_EXERCISE GOAL_
Repeat each line of the material exactly.

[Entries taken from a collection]
_____

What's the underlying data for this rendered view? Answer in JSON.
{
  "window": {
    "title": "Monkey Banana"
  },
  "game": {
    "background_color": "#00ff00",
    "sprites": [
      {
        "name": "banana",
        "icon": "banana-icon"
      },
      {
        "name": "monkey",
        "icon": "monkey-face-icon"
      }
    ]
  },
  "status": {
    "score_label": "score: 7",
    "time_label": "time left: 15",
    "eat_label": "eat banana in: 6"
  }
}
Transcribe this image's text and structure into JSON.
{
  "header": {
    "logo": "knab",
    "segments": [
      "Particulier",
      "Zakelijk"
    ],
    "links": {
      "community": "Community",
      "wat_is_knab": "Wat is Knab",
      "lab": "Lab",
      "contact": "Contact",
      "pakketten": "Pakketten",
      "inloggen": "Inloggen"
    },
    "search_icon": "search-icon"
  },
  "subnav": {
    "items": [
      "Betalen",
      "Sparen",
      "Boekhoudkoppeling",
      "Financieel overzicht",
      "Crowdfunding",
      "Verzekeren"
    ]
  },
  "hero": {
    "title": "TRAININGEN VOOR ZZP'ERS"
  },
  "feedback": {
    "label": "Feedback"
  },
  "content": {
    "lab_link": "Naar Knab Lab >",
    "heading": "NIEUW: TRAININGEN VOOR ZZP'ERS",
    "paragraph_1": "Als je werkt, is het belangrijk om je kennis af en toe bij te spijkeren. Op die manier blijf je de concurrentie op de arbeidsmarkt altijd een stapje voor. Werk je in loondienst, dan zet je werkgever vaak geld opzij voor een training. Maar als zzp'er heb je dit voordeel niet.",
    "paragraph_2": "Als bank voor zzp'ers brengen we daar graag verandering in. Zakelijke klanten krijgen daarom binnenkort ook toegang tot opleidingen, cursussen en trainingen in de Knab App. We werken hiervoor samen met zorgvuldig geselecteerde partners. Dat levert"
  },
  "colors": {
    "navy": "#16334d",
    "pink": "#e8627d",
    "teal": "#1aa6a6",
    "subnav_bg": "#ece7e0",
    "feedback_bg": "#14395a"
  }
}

_____

_ANSWER TO THE TASK_
What's the underlying data for this rendered view? Answer in JSON.
{
  "window": {
    "title": "Monkey Banana"
  },
  "game": {
    "background_color": "#00ff00",
    "sprites": [
      {
        "name": "banana",
        "icon": "banana-icon"
      },
      {
        "name": "monkey",
        "icon": "monkey-face-icon"
      }
    ]
  },
  "status": {
    "score_label": "score: 7",
    "time_label": "time left: 15",
    "eat_label": "eat banana in: 6"
  }
}
Transcribe this image's text and structure into JSON.
{
  "header": {
    "logo": "knab",
    "segments": [
      "Particulier",
      "Zakelijk"
    ],
    "links": {
      "community": "Community",
      "wat_is_knab": "Wat is Knab",
      "lab": "Lab",
      "contact": "Contact",
      "pakketten": "Pakketten",
      "inloggen": "Inloggen"
    },
    "search_icon": "search-icon"
  },
  "subnav": {
    "items": [
      "Betalen",
      "Sparen",
      "Boekhoudkoppeling",
      "Financieel overzicht",
      "Crowdfunding",
      "Verzekeren"
    ]
  },
  "hero": {
    "title": "TRAININGEN VOOR ZZP'ERS"
  },
  "feedback": {
    "label": "Feedback"
  },
  "content": {
    "lab_link": "Naar Knab Lab >",
    "heading": "NIEUW: TRAININGEN VOOR ZZP'ERS",
    "paragraph_1": "Als je werkt, is het belangrijk om je kennis af en toe bij te spijkeren. Op die manier blijf je de concurrentie op de arbeidsmarkt altijd een stapje voor. Werk je in loondienst, dan zet je werkgever vaak geld opzij voor een training. Maar als zzp'er heb je dit voordeel niet.",
    "paragraph_2": "Als bank voor zzp'ers brengen we daar graag verandering in. Zakelijke klanten krijgen daarom binnenkort ook toegang tot opleidingen, cursussen en trainingen in de Knab App. We werken hiervoor samen met zorgvuldig geselecteerde partners. Dat levert"
  },
  "colors": {
    "navy": "#16334d",
    "pink": "#e8627d",
    "teal": "#1aa6a6",
    "subnav_bg": "#ece7e0",
    "feedback_bg": "#14395a"
  }
}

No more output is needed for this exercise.